● WHAT IS ASKED:
Pull out each line below that contains the string "重庆疫情动态". Case must match.

── RECORDS FOR THE EXERCISE ──

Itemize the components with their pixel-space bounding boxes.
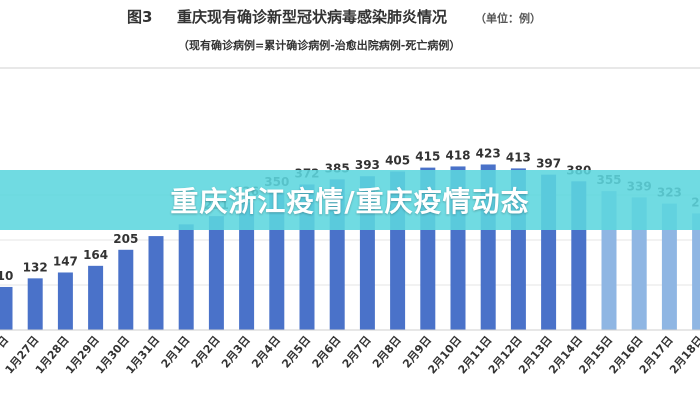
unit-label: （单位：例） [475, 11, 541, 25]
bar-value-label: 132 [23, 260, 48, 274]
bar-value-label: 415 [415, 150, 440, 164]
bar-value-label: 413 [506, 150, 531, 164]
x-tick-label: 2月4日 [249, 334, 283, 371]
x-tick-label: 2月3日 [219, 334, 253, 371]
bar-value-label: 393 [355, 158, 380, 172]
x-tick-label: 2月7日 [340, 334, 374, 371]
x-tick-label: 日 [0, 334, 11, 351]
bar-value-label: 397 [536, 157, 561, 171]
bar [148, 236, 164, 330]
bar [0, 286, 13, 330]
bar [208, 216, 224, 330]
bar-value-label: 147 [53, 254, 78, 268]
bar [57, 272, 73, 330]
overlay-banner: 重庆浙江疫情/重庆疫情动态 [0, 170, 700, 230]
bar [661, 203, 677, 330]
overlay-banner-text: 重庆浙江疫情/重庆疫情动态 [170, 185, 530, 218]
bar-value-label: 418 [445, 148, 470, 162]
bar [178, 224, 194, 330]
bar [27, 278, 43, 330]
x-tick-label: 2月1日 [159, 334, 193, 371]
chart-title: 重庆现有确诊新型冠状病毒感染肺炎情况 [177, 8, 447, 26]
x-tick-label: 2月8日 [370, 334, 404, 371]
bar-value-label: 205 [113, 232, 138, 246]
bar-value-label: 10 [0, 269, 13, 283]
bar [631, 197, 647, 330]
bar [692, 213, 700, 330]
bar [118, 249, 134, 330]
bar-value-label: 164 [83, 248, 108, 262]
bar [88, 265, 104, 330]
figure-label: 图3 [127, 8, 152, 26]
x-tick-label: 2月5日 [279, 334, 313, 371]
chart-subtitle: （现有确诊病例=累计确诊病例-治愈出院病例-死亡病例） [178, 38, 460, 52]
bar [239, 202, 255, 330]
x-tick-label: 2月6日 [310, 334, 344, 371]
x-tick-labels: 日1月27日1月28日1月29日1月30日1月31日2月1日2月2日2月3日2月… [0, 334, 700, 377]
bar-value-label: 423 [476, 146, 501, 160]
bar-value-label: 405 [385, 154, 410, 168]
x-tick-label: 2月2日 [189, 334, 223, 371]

───
── RECORDS FOR THE EXERCISE ──

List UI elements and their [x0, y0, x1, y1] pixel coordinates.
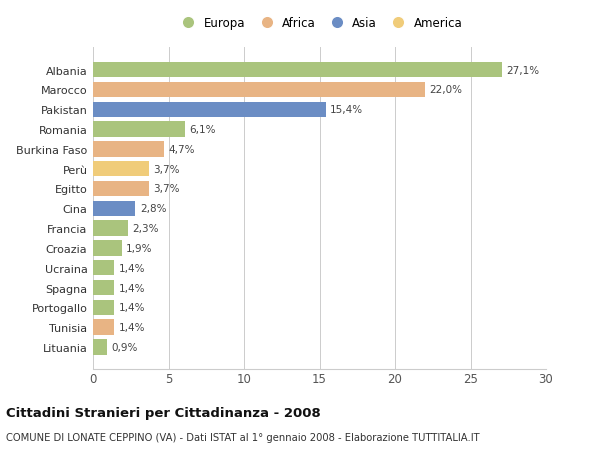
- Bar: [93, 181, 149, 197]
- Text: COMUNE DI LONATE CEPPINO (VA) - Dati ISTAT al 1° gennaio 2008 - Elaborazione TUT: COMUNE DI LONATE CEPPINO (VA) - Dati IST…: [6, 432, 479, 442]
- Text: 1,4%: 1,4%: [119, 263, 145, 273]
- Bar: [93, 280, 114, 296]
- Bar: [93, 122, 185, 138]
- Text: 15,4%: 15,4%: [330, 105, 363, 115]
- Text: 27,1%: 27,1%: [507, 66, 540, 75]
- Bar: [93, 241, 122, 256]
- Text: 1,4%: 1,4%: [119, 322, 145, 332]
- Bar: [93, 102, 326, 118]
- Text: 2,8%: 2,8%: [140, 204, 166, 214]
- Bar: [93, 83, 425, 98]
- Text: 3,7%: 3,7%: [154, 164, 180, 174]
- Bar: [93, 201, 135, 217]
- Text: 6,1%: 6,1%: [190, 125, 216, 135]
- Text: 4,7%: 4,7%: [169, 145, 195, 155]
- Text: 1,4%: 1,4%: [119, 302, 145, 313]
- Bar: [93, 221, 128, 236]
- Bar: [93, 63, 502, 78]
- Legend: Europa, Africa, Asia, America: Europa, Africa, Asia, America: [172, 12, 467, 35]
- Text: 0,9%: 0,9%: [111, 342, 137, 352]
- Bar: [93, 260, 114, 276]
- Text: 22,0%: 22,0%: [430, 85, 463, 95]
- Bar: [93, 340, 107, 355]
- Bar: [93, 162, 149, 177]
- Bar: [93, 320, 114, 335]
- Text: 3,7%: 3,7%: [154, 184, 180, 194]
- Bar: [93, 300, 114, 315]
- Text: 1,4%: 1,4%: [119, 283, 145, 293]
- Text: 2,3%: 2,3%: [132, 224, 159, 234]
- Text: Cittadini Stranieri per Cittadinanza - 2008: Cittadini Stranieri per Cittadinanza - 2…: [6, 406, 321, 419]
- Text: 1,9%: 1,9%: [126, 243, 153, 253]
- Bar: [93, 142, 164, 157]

───
── RECORDS FOR THE EXERCISE ──

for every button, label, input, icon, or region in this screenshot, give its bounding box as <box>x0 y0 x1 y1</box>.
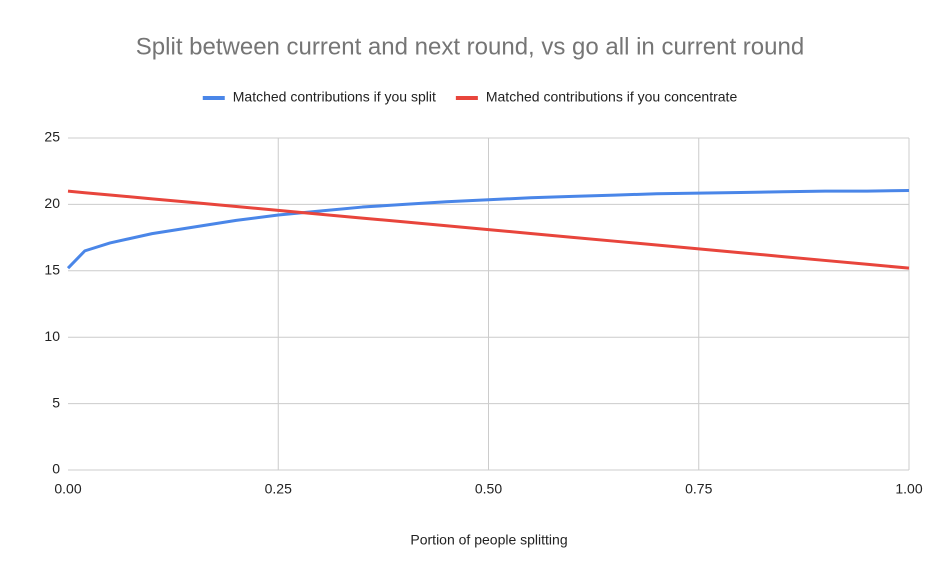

───

● SOLUTION FOR THIS PROBLEM:
overlay-banner: 重庆浙江疫情/重庆疫情动态 [0, 170, 700, 230]
overlay-banner-text: 重庆浙江疫情/重庆疫情动态 [170, 185, 530, 218]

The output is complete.